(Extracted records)
- - -
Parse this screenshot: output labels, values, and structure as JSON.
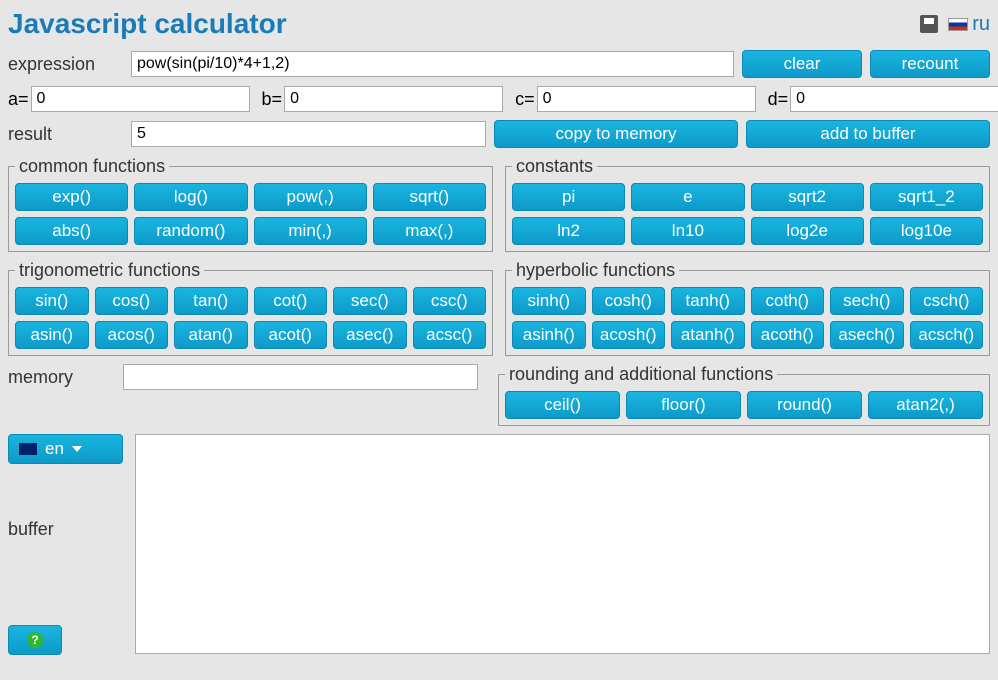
{
  "title": "Javascript calculator",
  "ru_label": "ru",
  "labels": {
    "expression": "expression",
    "result": "result",
    "memory": "memory",
    "buffer": "buffer"
  },
  "inputs": {
    "expression": "pow(sin(pi/10)*4+1,2)",
    "result": "5",
    "memory": "",
    "buffer": ""
  },
  "vars": {
    "a_label": "a=",
    "a_value": "0",
    "b_label": "b=",
    "b_value": "0",
    "c_label": "c=",
    "c_value": "0",
    "d_label": "d=",
    "d_value": "0"
  },
  "buttons": {
    "clear": "clear",
    "recount": "recount",
    "copy_to_memory": "copy to memory",
    "add_to_buffer": "add to buffer"
  },
  "lang": "en",
  "fieldsets": {
    "common": {
      "legend": "common functions",
      "items": [
        "exp()",
        "log()",
        "pow(,)",
        "sqrt()",
        "abs()",
        "random()",
        "min(,)",
        "max(,)"
      ]
    },
    "constants": {
      "legend": "constants",
      "items": [
        "pi",
        "e",
        "sqrt2",
        "sqrt1_2",
        "ln2",
        "ln10",
        "log2e",
        "log10e"
      ]
    },
    "trig": {
      "legend": "trigonometric functions",
      "items": [
        "sin()",
        "cos()",
        "tan()",
        "cot()",
        "sec()",
        "csc()",
        "asin()",
        "acos()",
        "atan()",
        "acot()",
        "asec()",
        "acsc()"
      ]
    },
    "hyper": {
      "legend": "hyperbolic functions",
      "items": [
        "sinh()",
        "cosh()",
        "tanh()",
        "coth()",
        "sech()",
        "csch()",
        "asinh()",
        "acosh()",
        "atanh()",
        "acoth()",
        "asech()",
        "acsch()"
      ]
    },
    "rounding": {
      "legend": "rounding and additional functions",
      "items": [
        "ceil()",
        "floor()",
        "round()",
        "atan2(,)"
      ]
    }
  }
}
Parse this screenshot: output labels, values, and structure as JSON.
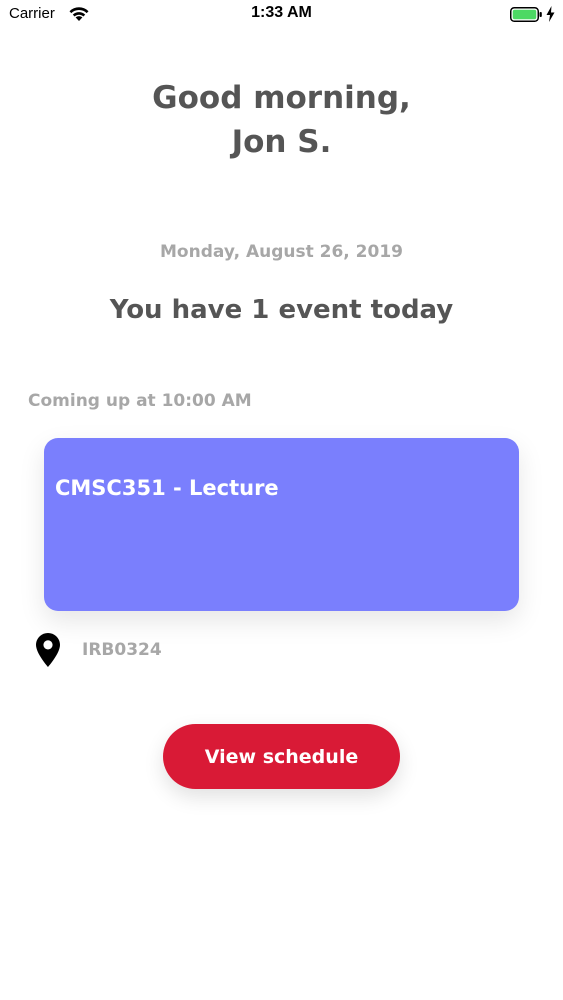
- - -
- What you should do
Transcribe the records verbatim and omit the images.

- The completed task
Parse this screenshot: output labels, values, and structure as JSON.
{
  "title": "Javascript calculator",
  "ru_label": "ru",
  "labels": {
    "expression": "expression",
    "result": "result",
    "memory": "memory",
    "buffer": "buffer"
  },
  "inputs": {
    "expression": "pow(sin(pi/10)*4+1,2)",
    "result": "5",
    "memory": "",
    "buffer": ""
  },
  "vars": {
    "a_label": "a=",
    "a_value": "0",
    "b_label": "b=",
    "b_value": "0",
    "c_label": "c=",
    "c_value": "0",
    "d_label": "d=",
    "d_value": "0"
  },
  "buttons": {
    "clear": "clear",
    "recount": "recount",
    "copy_to_memory": "copy to memory",
    "add_to_buffer": "add to buffer"
  },
  "lang": "en",
  "fieldsets": {
    "common": {
      "legend": "common functions",
      "items": [
        "exp()",
        "log()",
        "pow(,)",
        "sqrt()",
        "abs()",
        "random()",
        "min(,)",
        "max(,)"
      ]
    },
    "constants": {
      "legend": "constants",
      "items": [
        "pi",
        "e",
        "sqrt2",
        "sqrt1_2",
        "ln2",
        "ln10",
        "log2e",
        "log10e"
      ]
    },
    "trig": {
      "legend": "trigonometric functions",
      "items": [
        "sin()",
        "cos()",
        "tan()",
        "cot()",
        "sec()",
        "csc()",
        "asin()",
        "acos()",
        "atan()",
        "acot()",
        "asec()",
        "acsc()"
      ]
    },
    "hyper": {
      "legend": "hyperbolic functions",
      "items": [
        "sinh()",
        "cosh()",
        "tanh()",
        "coth()",
        "sech()",
        "csch()",
        "asinh()",
        "acosh()",
        "atanh()",
        "acoth()",
        "asech()",
        "acsch()"
      ]
    },
    "rounding": {
      "legend": "rounding and additional functions",
      "items": [
        "ceil()",
        "floor()",
        "round()",
        "atan2(,)"
      ]
    }
  }
}
Parse this screenshot: output labels, values, and structure as JSON.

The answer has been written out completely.